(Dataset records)
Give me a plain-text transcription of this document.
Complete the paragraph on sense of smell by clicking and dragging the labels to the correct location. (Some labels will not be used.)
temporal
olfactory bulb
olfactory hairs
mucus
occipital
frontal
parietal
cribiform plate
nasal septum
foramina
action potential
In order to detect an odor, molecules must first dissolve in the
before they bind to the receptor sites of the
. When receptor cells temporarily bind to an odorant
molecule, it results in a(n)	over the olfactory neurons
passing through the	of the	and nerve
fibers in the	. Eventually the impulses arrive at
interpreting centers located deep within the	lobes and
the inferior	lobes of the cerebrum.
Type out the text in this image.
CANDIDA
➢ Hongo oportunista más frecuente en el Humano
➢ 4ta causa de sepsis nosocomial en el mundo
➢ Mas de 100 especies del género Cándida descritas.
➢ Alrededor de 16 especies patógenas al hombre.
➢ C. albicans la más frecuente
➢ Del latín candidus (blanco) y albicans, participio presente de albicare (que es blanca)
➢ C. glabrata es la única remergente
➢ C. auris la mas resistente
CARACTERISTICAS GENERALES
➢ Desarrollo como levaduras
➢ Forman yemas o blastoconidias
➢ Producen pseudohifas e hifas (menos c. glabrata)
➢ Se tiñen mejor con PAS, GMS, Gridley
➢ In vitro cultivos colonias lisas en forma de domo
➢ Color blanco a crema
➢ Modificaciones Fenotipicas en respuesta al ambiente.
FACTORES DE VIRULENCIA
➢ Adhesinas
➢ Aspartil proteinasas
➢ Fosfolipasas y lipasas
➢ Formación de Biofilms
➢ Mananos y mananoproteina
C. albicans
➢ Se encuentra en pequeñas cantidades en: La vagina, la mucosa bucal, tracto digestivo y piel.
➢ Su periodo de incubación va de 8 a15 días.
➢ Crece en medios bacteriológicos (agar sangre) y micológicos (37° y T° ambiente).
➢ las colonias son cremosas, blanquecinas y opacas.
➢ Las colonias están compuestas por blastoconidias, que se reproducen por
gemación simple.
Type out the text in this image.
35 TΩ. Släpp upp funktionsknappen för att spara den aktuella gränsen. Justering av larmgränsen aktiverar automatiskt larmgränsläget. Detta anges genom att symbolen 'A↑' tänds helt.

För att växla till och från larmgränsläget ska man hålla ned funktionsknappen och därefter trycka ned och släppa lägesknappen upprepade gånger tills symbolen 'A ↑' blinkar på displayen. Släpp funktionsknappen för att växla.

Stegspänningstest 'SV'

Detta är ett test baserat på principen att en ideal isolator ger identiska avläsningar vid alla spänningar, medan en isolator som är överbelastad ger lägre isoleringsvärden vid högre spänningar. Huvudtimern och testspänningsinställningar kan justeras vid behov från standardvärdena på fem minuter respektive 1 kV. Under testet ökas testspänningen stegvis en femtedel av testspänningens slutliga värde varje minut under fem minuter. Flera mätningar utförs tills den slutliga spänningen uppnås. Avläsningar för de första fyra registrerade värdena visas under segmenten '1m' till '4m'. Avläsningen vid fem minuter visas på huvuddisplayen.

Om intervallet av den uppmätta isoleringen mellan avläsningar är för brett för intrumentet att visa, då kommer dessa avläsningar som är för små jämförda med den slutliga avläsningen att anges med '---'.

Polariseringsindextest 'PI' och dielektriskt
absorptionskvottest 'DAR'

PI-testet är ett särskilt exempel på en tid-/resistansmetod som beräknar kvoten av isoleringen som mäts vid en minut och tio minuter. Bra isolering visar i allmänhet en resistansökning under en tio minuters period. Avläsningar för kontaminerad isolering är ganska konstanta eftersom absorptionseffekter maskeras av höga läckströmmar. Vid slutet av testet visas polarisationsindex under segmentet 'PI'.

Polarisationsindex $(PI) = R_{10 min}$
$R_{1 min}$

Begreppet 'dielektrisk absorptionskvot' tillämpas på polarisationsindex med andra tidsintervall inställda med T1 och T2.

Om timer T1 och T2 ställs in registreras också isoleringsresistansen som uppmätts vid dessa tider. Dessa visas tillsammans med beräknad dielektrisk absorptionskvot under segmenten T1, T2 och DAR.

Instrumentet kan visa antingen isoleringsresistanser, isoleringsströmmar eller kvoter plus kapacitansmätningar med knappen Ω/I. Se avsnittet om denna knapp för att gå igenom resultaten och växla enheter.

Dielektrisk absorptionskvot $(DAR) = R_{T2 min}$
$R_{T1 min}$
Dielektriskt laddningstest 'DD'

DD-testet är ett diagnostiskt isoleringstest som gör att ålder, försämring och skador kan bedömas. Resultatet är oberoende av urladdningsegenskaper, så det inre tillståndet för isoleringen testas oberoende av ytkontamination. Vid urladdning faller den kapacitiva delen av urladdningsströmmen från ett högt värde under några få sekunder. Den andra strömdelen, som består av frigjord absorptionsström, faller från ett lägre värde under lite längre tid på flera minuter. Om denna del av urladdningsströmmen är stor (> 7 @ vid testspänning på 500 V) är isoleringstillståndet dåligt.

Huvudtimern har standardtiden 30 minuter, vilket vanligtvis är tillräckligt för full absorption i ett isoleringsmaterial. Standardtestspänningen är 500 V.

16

> _Work instructions_
Go over the data above and copy every line that has the word "denna" in it.

> _Result of the task_
Instrumentet kan visa antingen isoleringsresistanser, isoleringsströmmar eller kvoter plus kapacitansmätningar med knappen Ω/I. Se avsnittet om denna knapp för att gå igenom resultaten och växla enheter.
DD-testet är ett diagnostiskt isoleringstest som gör att ålder, försämring och skador kan bedömas. Resultatet är oberoende av urladdningsegenskaper, så det inre tillståndet för isoleringen testas oberoende av ytkontamination. Vid urladdning faller den kapacitiva delen av urladdningsströmmen från ett högt värde under några få sekunder. Den andra strömdelen, som består av frigjord absorptionsström, faller från ett lägre värde under lite längre tid på flera minuter. Om denna del av urladdningsströmmen är stor (> 7 @ vid testspänning på 500 V) är isoleringstillståndet dåligt.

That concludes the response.